**Directions for this task**
Restate every line of the material, word for word.

**Material shown**

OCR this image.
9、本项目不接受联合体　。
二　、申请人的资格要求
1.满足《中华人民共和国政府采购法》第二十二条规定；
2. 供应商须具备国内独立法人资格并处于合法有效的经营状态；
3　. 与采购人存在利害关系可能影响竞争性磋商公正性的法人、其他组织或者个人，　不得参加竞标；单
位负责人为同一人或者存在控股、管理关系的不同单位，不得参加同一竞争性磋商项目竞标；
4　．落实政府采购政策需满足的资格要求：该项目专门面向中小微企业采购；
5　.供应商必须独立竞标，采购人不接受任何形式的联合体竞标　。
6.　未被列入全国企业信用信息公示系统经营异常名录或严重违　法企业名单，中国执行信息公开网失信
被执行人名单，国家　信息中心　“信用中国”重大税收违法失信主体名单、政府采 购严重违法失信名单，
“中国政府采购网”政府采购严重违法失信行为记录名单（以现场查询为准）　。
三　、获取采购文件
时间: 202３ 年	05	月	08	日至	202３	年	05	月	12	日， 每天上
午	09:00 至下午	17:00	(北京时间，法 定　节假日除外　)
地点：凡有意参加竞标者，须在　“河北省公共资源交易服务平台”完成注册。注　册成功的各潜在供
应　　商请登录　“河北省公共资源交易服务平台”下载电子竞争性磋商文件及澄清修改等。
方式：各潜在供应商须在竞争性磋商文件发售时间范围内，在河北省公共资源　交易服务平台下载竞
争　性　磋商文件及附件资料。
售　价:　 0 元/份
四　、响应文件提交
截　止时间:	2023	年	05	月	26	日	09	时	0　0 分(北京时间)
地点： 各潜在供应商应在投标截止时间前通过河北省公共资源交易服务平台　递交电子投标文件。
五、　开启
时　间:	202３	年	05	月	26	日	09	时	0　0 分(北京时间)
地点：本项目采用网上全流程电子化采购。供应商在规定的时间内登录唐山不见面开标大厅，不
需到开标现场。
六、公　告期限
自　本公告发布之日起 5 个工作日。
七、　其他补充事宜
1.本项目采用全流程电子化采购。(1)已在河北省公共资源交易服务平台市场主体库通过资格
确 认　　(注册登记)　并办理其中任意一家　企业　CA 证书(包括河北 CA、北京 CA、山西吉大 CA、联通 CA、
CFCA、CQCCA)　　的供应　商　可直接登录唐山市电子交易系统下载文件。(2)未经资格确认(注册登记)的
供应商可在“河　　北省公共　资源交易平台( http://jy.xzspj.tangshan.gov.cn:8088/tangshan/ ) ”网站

**Solved problem**
OCR this image.
9、本项目不接受联合体　。
二　、申请人的资格要求
1.满足《中华人民共和国政府采购法》第二十二条规定；
2. 供应商须具备国内独立法人资格并处于合法有效的经营状态；
3　. 与采购人存在利害关系可能影响竞争性磋商公正性的法人、其他组织或者个人，　不得参加竞标；单
位负责人为同一人或者存在控股、管理关系的不同单位，不得参加同一竞争性磋商项目竞标；
4　．落实政府采购政策需满足的资格要求：该项目专门面向中小微企业采购；
5　.供应商必须独立竞标，采购人不接受任何形式的联合体竞标　。
6.　未被列入全国企业信用信息公示系统经营异常名录或严重违　法企业名单，中国执行信息公开网失信
被执行人名单，国家　信息中心　“信用中国”重大税收违法失信主体名单、政府采 购严重违法失信名单，
“中国政府采购网”政府采购严重违法失信行为记录名单（以现场查询为准）　。
三　、获取采购文件
时间: 202３ 年	05	月	08	日至	202３	年	05	月	12	日， 每天上
午	09:00 至下午	17:00	(北京时间，法 定　节假日除外　)
地点：凡有意参加竞标者，须在　“河北省公共资源交易服务平台”完成注册。注　册成功的各潜在供
应　　商请登录　“河北省公共资源交易服务平台”下载电子竞争性磋商文件及澄清修改等。
方式：各潜在供应商须在竞争性磋商文件发售时间范围内，在河北省公共资源　交易服务平台下载竞
争　性　磋商文件及附件资料。
售　价:　 0 元/份
四　、响应文件提交
截　止时间:	2023	年	05	月	26	日	09	时	0　0 分(北京时间)
地点： 各潜在供应商应在投标截止时间前通过河北省公共资源交易服务平台　递交电子投标文件。
五、　开启
时　间:	202３	年	05	月	26	日	09	时	0　0 分(北京时间)
地点：本项目采用网上全流程电子化采购。供应商在规定的时间内登录唐山不见面开标大厅，不
需到开标现场。
六、公　告期限
自　本公告发布之日起 5 个工作日。
七、　其他补充事宜
1.本项目采用全流程电子化采购。(1)已在河北省公共资源交易服务平台市场主体库通过资格
确 认　　(注册登记)　并办理其中任意一家　企业　CA 证书(包括河北 CA、北京 CA、山西吉大 CA、联通 CA、
CFCA、CQCCA)　　的供应　商　可直接登录唐山市电子交易系统下载文件。(2)未经资格确认(注册登记)的
供应商可在“河　　北省公共　资源交易平台( http://jy.xzspj.tangshan.gov.cn:8088/tangshan/ ) ”网站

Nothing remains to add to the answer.